## DATASET CONTENT
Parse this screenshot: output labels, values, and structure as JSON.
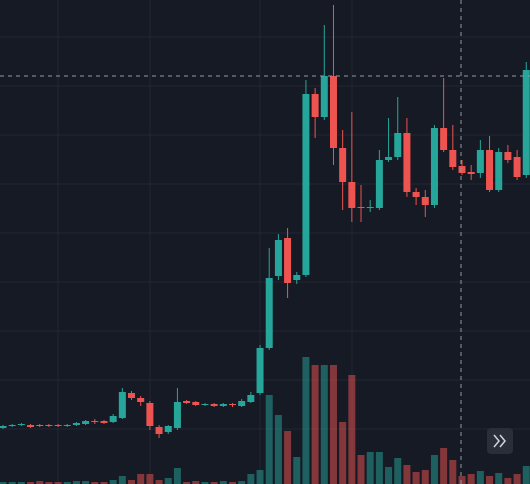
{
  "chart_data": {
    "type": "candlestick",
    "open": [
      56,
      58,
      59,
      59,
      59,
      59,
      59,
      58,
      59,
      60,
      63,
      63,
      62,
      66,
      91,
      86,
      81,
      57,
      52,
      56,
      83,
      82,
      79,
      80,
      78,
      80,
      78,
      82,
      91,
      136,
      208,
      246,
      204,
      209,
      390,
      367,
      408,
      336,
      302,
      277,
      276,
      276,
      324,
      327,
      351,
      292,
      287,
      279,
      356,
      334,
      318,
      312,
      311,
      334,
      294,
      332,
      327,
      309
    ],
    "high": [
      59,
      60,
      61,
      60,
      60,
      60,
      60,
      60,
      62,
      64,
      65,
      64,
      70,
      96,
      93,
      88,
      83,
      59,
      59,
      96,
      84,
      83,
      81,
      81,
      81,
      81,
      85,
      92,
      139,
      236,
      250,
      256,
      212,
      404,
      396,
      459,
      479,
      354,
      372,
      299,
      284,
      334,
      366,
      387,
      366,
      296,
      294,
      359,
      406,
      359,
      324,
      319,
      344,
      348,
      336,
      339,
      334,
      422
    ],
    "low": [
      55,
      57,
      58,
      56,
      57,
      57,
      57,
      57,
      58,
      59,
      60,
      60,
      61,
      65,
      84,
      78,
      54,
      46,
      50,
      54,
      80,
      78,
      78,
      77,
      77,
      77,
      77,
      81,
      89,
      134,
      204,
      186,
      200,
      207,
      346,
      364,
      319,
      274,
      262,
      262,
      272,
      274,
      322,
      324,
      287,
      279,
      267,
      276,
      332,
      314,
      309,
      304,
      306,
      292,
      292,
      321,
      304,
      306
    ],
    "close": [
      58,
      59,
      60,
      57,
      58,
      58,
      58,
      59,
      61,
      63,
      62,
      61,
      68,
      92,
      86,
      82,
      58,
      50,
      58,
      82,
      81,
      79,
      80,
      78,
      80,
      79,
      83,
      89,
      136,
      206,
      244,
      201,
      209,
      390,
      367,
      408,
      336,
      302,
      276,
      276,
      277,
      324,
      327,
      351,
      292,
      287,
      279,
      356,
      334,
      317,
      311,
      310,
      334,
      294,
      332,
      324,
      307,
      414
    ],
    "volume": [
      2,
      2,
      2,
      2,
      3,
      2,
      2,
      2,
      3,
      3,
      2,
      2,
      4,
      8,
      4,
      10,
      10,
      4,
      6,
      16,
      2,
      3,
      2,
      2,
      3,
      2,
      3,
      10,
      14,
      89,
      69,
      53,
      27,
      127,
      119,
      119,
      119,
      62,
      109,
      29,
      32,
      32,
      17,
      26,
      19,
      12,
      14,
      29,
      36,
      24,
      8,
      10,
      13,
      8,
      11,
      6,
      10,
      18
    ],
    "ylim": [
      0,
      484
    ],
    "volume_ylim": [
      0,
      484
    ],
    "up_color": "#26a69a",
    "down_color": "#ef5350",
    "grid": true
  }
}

==

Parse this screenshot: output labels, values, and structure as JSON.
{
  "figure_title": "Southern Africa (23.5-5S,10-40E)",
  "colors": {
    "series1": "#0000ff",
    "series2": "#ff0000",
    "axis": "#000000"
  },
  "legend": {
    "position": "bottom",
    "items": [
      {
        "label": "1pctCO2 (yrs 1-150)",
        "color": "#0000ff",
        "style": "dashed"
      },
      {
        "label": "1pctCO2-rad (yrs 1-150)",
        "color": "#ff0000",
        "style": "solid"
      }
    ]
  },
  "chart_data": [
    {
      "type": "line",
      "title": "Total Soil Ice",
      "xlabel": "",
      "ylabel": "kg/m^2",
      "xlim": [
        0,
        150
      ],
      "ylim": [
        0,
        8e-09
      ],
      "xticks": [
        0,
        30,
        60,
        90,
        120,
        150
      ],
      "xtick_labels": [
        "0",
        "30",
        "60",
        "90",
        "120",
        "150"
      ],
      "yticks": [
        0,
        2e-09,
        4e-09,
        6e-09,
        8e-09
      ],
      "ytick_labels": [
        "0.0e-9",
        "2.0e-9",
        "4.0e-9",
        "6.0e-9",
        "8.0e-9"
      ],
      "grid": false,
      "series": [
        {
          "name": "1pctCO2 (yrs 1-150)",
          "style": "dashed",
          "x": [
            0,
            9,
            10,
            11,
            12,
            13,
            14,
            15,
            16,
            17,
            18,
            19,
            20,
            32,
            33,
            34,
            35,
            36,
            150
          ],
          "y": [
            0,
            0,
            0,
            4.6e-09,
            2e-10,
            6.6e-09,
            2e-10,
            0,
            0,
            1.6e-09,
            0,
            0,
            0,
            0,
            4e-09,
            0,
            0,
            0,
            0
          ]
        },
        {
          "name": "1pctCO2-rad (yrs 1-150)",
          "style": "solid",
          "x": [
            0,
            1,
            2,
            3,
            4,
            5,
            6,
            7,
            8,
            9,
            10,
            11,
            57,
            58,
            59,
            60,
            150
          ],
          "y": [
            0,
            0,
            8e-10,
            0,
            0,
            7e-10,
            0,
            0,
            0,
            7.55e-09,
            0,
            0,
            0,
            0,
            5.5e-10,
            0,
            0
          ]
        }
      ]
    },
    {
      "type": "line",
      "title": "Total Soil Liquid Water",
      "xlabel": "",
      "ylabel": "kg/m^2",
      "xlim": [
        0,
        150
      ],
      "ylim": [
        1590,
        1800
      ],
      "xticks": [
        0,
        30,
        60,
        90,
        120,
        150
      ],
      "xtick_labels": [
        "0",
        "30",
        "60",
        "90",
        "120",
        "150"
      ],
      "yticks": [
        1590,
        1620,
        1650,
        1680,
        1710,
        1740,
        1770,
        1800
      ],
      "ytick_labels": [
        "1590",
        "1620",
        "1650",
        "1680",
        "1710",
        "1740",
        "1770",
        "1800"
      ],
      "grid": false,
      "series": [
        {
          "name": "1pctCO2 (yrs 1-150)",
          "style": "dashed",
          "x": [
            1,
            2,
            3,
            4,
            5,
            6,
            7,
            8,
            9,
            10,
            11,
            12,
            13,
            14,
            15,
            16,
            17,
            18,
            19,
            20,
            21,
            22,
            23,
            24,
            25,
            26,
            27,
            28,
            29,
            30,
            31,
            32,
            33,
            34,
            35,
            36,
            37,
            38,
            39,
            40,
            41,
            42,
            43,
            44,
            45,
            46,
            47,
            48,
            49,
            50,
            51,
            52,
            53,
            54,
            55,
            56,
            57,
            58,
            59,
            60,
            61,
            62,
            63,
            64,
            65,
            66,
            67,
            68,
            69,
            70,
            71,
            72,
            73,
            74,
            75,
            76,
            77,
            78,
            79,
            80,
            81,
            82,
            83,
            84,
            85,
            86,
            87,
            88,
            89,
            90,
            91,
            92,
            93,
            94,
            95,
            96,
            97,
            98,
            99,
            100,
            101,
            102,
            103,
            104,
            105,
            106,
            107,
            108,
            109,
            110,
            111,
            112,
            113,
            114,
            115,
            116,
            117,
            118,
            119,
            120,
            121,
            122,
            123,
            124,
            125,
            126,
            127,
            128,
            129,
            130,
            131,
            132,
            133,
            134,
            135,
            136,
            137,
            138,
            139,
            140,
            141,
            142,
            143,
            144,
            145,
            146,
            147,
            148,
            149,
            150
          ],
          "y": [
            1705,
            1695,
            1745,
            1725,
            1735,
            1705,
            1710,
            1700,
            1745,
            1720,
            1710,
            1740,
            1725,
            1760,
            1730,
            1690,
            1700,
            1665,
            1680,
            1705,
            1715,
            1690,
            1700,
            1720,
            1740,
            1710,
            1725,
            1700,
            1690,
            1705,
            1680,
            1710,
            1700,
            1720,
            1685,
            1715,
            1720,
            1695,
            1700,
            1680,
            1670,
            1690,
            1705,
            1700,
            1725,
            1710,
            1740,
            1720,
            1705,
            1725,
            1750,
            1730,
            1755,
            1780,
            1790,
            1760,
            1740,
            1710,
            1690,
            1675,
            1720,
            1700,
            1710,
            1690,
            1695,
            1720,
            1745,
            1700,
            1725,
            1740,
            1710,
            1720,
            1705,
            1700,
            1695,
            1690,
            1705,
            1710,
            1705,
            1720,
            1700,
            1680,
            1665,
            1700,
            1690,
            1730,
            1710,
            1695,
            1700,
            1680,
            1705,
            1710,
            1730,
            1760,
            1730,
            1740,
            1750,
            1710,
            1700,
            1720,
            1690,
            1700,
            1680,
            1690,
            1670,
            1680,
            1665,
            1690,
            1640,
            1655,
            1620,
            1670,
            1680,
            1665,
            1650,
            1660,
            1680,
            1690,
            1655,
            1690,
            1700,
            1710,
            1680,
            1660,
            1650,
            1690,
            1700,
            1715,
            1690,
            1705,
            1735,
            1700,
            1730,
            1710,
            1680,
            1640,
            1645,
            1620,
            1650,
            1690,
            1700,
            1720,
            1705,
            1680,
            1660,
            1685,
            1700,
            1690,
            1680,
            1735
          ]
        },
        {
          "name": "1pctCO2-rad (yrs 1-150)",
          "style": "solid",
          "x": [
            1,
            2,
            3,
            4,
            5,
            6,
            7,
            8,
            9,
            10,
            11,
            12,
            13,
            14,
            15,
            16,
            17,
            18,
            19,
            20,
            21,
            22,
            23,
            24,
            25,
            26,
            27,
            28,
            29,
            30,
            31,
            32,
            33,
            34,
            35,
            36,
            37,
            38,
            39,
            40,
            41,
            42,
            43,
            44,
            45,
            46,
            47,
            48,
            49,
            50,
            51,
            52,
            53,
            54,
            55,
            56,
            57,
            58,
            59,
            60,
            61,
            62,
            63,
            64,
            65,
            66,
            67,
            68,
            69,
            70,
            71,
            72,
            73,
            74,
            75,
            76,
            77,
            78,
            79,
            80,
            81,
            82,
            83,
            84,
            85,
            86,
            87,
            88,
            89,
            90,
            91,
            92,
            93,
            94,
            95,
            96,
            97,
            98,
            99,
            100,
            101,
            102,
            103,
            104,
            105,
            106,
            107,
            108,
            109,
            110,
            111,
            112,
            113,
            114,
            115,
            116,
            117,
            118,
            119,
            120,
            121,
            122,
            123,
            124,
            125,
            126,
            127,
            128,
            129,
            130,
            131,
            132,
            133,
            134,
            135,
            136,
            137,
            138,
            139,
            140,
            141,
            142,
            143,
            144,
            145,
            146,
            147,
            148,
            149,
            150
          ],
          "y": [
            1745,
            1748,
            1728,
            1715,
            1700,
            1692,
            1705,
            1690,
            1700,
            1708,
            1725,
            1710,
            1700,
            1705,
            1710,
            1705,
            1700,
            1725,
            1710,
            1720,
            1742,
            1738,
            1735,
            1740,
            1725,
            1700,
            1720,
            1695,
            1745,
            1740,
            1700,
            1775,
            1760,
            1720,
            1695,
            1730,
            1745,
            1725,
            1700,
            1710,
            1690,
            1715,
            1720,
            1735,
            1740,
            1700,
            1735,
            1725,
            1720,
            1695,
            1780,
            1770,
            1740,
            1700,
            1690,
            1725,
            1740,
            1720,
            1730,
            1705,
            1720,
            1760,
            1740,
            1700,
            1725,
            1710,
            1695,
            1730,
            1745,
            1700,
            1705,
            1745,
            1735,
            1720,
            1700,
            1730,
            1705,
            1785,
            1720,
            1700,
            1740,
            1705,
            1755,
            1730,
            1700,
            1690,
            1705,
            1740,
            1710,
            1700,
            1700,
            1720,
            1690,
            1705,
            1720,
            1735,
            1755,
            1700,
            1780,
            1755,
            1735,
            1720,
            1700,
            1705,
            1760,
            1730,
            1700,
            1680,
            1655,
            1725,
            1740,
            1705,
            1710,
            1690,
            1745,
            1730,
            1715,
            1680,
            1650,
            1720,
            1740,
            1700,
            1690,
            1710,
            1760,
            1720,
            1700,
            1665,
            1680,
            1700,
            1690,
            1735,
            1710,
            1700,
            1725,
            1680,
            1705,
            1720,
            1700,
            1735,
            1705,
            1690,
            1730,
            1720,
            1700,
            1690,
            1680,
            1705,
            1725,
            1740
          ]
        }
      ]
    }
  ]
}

## REQUIRED TASK
Sift through the entries and copy every line with "Total".

## EXERCISE OUTPUT
      "title": "Total Soil Ice",
      "title": "Total Soil Liquid Water",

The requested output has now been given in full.